CHALLENGE -
Within the records below, find each line that holds the string "JSON", then copy it.

[Records that describe figures]

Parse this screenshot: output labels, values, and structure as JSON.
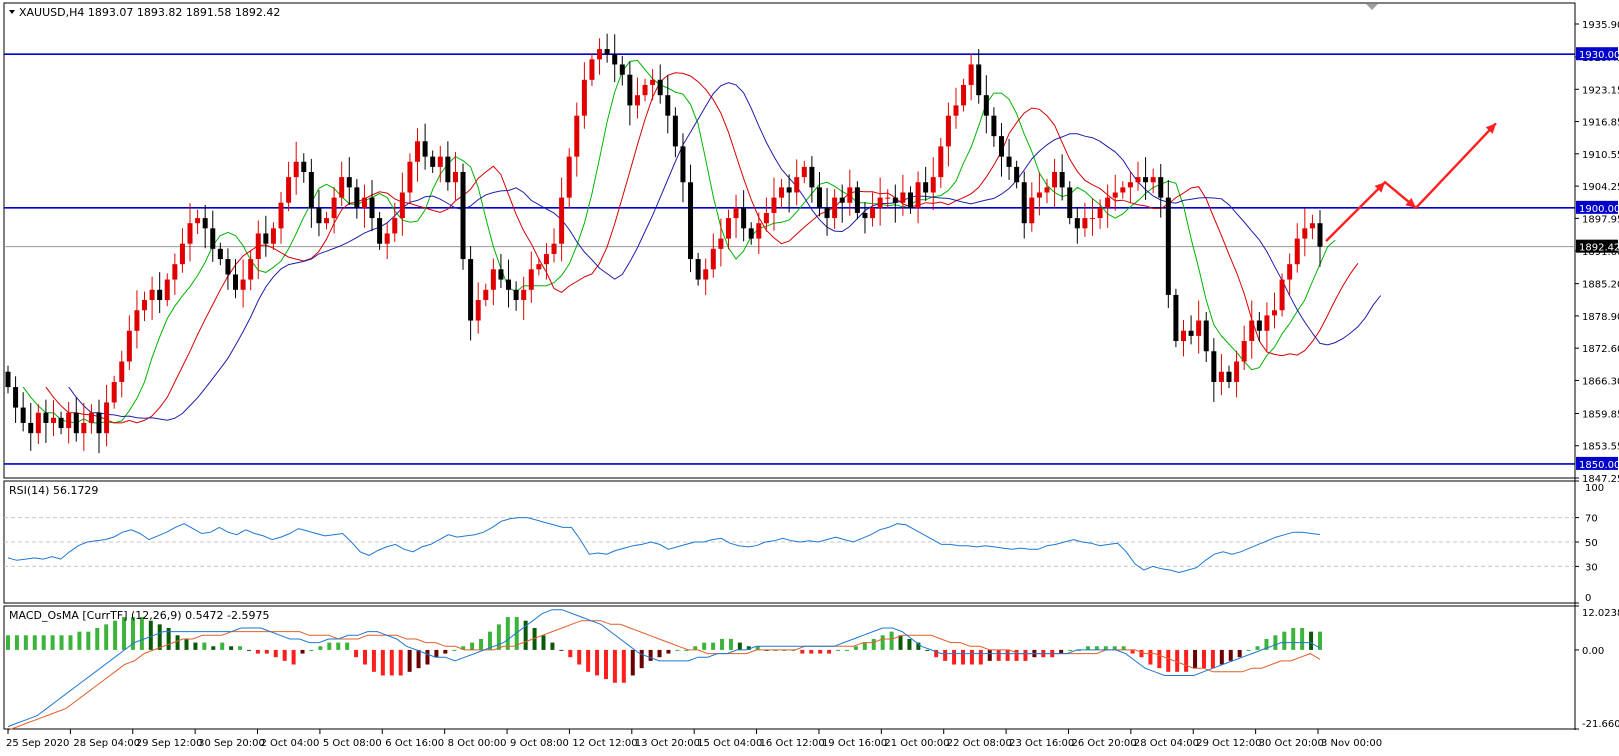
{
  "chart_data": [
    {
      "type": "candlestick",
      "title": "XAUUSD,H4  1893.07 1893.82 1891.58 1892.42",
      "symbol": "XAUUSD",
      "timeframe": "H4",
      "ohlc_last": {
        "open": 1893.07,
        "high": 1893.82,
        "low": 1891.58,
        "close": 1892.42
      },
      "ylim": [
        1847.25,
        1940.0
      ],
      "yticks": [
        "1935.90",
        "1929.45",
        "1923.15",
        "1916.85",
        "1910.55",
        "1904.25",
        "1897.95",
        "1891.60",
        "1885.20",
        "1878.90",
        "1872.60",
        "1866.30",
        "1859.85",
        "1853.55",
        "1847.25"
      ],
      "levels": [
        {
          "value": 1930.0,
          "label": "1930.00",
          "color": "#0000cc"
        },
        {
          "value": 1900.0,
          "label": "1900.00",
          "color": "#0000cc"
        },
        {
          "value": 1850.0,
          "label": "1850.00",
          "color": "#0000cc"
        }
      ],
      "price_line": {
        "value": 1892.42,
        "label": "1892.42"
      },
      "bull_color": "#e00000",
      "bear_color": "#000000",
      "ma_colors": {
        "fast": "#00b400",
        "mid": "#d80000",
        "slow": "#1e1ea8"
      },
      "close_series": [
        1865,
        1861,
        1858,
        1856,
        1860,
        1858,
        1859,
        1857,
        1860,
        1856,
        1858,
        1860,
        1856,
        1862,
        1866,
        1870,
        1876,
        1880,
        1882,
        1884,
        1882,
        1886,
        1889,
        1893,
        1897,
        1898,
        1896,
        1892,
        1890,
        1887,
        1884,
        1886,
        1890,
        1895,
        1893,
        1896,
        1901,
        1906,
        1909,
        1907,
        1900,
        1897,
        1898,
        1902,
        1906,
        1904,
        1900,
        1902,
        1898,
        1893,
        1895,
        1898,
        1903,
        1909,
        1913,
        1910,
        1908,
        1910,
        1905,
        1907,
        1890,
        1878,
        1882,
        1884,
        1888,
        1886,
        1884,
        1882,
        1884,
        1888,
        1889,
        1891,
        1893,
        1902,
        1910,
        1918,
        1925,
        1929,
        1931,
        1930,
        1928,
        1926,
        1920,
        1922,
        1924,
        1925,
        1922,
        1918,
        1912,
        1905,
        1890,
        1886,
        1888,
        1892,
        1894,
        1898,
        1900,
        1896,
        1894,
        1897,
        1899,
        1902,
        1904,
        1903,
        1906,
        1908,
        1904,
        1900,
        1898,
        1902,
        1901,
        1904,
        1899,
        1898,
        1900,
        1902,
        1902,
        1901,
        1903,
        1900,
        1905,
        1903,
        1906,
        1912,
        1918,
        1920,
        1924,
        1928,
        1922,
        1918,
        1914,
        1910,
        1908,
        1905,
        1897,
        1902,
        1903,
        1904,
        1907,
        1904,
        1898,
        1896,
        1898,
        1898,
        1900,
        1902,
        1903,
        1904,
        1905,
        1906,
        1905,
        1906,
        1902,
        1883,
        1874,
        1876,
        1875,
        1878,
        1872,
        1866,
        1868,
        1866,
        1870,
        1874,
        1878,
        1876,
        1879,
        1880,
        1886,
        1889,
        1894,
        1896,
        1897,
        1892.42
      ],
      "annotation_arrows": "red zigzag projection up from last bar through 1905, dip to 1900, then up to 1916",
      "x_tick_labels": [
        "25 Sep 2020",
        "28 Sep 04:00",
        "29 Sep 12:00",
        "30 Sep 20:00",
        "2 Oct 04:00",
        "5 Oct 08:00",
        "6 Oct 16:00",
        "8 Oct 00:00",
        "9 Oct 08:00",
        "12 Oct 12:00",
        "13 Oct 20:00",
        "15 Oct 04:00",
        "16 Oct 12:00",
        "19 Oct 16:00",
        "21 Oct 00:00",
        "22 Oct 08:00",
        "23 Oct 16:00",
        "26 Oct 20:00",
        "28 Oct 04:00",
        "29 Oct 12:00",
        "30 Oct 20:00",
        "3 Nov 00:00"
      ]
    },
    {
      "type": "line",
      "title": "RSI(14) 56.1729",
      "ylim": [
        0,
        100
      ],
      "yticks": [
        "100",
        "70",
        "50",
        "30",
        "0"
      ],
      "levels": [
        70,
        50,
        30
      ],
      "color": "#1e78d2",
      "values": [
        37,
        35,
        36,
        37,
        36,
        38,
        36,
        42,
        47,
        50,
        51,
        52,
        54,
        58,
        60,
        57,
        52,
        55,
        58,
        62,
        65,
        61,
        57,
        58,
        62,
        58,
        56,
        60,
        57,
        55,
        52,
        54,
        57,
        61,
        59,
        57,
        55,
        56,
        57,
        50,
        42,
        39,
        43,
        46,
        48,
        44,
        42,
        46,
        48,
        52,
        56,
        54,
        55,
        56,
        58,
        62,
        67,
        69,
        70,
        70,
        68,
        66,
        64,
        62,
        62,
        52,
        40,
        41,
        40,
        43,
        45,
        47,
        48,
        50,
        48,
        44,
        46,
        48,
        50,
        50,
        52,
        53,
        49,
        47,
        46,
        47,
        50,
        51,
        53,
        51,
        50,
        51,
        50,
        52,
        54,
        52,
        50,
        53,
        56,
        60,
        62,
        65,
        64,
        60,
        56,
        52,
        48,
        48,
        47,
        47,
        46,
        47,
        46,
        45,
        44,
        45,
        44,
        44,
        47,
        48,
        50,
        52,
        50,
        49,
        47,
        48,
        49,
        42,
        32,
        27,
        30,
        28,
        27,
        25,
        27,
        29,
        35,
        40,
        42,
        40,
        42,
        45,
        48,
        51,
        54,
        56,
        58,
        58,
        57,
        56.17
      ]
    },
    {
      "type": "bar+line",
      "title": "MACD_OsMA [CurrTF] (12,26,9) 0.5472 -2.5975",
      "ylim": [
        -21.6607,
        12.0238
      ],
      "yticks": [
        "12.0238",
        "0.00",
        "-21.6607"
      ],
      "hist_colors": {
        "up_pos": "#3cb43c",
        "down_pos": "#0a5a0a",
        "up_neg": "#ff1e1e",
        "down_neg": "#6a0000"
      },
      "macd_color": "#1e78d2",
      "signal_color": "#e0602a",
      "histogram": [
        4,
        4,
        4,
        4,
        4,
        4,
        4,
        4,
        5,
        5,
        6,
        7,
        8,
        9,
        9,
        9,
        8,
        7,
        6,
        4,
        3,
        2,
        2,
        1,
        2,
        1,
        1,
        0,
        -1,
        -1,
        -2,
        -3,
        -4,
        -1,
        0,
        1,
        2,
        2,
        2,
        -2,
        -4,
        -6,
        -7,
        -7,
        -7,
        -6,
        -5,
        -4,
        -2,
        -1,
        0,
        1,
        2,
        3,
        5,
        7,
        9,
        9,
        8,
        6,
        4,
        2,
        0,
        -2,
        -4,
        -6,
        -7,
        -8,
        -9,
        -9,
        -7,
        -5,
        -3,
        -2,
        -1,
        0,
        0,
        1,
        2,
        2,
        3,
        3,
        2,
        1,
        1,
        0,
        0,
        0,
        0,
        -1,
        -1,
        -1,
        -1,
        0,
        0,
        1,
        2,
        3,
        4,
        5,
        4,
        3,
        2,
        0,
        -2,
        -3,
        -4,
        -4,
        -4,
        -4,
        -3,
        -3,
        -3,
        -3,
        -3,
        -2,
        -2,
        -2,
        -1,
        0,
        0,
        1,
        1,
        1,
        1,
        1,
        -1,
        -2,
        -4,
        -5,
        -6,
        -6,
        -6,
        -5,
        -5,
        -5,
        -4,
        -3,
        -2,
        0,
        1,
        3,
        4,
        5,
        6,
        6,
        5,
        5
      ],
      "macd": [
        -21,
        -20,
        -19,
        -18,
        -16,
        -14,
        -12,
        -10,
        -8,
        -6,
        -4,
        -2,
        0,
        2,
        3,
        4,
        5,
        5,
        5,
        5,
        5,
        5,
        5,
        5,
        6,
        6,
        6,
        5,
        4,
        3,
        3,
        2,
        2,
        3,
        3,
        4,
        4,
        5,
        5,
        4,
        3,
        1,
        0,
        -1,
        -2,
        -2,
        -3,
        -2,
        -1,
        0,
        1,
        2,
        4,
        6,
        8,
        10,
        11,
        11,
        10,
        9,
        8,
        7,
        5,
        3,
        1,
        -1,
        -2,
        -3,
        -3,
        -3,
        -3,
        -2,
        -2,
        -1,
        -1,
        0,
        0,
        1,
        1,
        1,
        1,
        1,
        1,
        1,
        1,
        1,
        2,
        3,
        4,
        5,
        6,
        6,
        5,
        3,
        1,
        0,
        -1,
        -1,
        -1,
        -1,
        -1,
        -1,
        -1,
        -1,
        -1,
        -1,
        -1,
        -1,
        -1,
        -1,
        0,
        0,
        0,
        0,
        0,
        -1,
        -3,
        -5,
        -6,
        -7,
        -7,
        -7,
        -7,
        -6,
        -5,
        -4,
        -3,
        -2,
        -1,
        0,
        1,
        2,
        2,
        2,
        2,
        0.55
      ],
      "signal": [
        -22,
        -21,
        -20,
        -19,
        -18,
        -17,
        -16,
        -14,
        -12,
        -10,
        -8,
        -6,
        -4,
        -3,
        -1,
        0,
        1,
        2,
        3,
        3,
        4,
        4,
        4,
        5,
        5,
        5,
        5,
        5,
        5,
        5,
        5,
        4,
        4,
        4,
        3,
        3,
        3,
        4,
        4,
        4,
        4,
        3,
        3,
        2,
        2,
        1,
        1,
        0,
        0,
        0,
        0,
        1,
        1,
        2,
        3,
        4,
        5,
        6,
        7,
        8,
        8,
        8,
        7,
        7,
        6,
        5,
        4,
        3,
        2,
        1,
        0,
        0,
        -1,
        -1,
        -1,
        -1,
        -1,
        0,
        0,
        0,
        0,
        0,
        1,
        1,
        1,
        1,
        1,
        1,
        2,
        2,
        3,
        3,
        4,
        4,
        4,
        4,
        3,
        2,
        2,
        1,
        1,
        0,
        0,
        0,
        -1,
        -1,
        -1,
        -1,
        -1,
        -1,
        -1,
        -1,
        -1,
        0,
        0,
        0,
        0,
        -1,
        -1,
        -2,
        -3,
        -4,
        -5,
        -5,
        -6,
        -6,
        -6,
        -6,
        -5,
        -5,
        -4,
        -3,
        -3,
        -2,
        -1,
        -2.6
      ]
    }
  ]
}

* * *

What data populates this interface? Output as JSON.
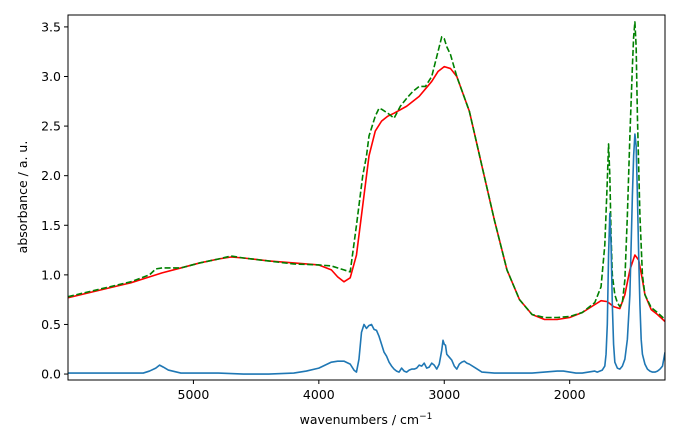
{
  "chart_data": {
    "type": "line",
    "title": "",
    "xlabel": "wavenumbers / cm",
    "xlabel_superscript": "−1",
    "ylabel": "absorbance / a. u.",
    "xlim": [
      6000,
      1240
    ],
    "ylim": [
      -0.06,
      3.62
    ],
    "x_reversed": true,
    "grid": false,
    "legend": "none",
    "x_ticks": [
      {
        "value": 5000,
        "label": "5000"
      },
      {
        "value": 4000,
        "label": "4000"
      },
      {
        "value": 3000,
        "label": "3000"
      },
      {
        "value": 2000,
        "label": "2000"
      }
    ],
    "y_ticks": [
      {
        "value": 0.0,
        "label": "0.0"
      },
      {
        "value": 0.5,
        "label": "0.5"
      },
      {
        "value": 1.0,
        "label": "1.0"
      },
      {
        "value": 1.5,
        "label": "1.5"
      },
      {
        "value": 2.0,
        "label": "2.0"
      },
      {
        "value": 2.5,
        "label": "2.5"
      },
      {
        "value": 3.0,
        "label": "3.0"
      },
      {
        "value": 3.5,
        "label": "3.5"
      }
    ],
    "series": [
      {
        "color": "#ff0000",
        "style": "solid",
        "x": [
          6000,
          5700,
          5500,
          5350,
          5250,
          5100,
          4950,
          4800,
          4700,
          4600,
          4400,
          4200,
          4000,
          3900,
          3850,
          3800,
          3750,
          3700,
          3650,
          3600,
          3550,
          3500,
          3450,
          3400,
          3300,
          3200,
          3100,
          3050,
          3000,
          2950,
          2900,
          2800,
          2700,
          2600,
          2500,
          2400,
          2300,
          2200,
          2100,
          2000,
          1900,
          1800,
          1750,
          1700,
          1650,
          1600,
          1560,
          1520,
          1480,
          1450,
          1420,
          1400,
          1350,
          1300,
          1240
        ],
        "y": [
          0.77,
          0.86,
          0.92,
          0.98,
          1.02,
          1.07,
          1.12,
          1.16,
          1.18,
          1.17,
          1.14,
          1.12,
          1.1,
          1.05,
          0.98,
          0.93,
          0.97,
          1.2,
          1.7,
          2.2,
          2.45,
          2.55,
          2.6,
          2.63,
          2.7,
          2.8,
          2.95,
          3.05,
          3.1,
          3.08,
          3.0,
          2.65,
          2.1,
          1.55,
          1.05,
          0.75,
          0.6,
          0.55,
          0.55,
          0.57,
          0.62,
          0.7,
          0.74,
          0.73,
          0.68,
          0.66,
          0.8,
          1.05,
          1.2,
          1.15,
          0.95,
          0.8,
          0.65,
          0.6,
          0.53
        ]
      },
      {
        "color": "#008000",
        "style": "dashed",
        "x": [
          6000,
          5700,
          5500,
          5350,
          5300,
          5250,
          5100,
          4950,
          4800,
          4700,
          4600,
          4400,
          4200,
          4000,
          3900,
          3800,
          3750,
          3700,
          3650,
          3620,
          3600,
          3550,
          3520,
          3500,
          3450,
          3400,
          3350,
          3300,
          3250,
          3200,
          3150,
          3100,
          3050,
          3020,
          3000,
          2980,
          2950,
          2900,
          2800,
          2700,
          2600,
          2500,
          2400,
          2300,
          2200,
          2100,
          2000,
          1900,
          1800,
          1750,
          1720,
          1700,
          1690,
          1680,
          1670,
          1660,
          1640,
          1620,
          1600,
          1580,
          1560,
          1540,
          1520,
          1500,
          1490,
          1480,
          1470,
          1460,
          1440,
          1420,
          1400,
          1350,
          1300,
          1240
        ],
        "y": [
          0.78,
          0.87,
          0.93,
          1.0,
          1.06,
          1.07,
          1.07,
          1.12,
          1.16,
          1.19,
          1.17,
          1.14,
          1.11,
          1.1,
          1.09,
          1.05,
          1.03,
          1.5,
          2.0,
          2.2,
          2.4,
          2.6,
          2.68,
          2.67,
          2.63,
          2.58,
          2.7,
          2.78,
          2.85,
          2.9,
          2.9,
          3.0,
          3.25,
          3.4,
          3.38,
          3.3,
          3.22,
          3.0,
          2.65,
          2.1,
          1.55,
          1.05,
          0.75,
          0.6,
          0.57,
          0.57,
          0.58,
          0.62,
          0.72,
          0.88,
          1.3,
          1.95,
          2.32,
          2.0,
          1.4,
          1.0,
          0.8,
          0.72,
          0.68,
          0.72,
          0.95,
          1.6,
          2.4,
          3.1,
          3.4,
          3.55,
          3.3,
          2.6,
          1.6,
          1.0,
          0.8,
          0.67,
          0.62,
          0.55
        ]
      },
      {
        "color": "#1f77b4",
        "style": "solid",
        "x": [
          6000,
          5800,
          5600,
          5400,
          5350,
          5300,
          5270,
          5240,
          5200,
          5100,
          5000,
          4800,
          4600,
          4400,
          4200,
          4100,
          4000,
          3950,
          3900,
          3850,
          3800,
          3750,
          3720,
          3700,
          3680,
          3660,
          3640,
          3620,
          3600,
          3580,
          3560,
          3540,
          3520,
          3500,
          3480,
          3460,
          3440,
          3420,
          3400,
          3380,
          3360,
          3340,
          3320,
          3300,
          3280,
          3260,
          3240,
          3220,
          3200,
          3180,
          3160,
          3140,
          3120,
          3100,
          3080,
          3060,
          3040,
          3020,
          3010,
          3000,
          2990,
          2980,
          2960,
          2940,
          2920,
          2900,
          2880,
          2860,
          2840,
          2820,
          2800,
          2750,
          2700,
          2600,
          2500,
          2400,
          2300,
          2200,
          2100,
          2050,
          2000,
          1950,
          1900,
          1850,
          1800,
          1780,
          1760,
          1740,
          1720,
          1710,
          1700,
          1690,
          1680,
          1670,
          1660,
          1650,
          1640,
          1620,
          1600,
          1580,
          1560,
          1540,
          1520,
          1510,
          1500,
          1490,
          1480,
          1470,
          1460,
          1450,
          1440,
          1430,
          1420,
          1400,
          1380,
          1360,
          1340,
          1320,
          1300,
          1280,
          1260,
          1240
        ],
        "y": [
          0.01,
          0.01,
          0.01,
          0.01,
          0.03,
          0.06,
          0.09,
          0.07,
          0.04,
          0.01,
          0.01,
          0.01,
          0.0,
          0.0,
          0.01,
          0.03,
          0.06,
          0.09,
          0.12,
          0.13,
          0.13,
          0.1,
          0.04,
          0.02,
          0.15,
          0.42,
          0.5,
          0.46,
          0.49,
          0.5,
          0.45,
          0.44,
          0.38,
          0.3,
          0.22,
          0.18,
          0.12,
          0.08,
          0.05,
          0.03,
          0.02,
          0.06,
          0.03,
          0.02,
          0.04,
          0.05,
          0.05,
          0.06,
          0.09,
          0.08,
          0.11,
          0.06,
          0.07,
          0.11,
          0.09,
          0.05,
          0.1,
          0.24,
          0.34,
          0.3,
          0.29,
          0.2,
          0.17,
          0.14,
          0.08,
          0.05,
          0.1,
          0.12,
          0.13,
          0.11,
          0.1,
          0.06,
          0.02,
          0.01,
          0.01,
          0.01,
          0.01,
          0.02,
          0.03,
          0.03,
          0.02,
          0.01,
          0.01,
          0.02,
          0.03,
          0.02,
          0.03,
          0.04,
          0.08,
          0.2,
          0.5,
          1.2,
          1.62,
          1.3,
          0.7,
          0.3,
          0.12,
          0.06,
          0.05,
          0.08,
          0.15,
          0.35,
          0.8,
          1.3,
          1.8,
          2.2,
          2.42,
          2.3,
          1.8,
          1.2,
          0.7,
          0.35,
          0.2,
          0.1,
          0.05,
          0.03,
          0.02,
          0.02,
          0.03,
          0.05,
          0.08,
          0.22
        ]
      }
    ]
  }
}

ANSWER TO THIS EXERCISE -
Parse this screenshot: output labels, values, and structure as JSON.
What data populates this interface? Output as JSON.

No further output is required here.